_SET PROBLEM 1_:
Copy the records word for word, from their first line through the line that contains "warning-triangle-icon <box>408 809".

2016-09-14 Thread Ulf Hansson
[...]

>
>
> There are some similarities between IOMMU and DMA engine devices (serial
> drivers are imho completely different case). Both hw blocks do their work
> on behalf of some other hardware block, which I will call master device.
> DMA engine performs some DMA transaction on master's device request, while
> IOMMU usually sits between system memory and master's device memory
> interface, remapping addresses of each DMA transaction according to its
> configuration and provided mapping tables (master device has some kind
> of internal DMA controller and performs DMA transactions on their own).
> IOMMU is usually used for a) mapping physically discontinuous memory into
> contiguous DMA addresses and b) isolating devices, so they can access
> only memory, which is dedicated or allocated for them.
>
> DMA engine devices provide explicit API for their master's device drivers,
> while IOMMU drivers are usually hidden behind DMA-mapping API (for most
> use cases, although it would be possible for master's device driver to
> call IOMMU API directly and some GPU/DRM drivers do that).
>
> However from runtime pm perspective the DMA engine and IOMMU devices are
> a bit different.
>
> DMA engine drivers have well defined start and end of operation (queuing
> dma request and irq from hw about having it finished). During that time
> the device has to be runtime active all the time. The problem with using
> current implementation of runtime pm is the fact that both start and end
> of operation can be triggered from atomic context, what is not really
> suitable for runtime pm. So the problem is mainly about API
> incompatibility and lack of something like dma_engine_prepare()/unprepare()
> (as an analogy to clocks api).

That's also a viable option. Although, DMA clients would then need to
invoke such APIs from non-atomic contexts. Typically that would be
from client driver's runtime PM callbacks.

Me personally would rather avoid such solution, as it would sprinkle
lots of drivers to deal with this. Although, perhaps this is the only
option that actually works.

>
> In case of IOMMU the main problem is determining weather IOMMU controller
> has to be activated. There is no calls in IOMMU and DMA-mapping API, which
> would bracket all DMA transactions performed by the master device. Someone
> proposed to keep IOMMU runtime active when there exist at least one
> mapping created by the IOMMU/DMA-mapping layers. This however does not
> cover all the cases. In case of our IOMMU, when it is disabled or runtime
> suspended, it enters "pass-thought" mode, so master device can still
> perform DMA operations with identity mappings (so DMA address equals to
> physical memory address). Till now Exynos IOMMU called pm_runtime_get()
> on attaching to the iommu domain (what happens during initialization of
> dma-mapping structures for given master device) and kept it active all
> the time.

_INPUT ROWS_:

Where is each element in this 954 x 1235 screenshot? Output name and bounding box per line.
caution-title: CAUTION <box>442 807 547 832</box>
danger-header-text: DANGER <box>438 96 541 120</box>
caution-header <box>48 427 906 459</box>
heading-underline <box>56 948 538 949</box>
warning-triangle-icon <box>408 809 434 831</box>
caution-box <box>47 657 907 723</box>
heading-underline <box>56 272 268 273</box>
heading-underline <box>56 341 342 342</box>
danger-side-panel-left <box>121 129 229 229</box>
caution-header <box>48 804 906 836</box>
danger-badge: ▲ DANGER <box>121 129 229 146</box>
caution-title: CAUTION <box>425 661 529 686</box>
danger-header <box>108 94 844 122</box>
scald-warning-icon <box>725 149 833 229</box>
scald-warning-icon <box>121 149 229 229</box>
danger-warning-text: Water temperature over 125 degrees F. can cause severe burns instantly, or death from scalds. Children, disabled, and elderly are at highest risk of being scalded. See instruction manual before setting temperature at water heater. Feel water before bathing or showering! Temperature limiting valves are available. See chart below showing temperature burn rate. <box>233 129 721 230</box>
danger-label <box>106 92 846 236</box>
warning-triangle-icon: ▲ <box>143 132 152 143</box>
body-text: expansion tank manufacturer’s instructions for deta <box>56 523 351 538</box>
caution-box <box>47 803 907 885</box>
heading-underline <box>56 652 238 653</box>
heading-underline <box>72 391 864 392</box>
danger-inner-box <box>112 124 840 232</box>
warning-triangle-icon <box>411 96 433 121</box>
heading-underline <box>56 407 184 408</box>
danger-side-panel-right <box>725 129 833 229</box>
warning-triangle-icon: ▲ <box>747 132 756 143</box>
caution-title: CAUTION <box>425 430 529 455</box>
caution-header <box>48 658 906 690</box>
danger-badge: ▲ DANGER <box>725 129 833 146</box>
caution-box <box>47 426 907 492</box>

_SET PROBLEM 2_:
Reproduce the mailing-list message from "2016-09-14 Thread Ulf" to "call master device.", with "client device" in place of "master device".

_RESULT 1_:
Where is each element in this 954 x 1235 screenshot? Output name and bounding box per line.
caution-title: CAUTION <box>442 807 547 832</box>
danger-header-text: DANGER <box>438 96 541 120</box>
caution-header <box>48 427 906 459</box>
heading-underline <box>56 948 538 949</box>
warning-triangle-icon <box>408 809 434 831</box>

_RESULT 2_:
2016-09-14 Thread Ulf Hansson
[...]

>
>
> There are some similarities between IOMMU and DMA engine devices (serial
> drivers are imho completely different case). Both hw blocks do their work
> on behalf of some other hardware block, which I will call client device.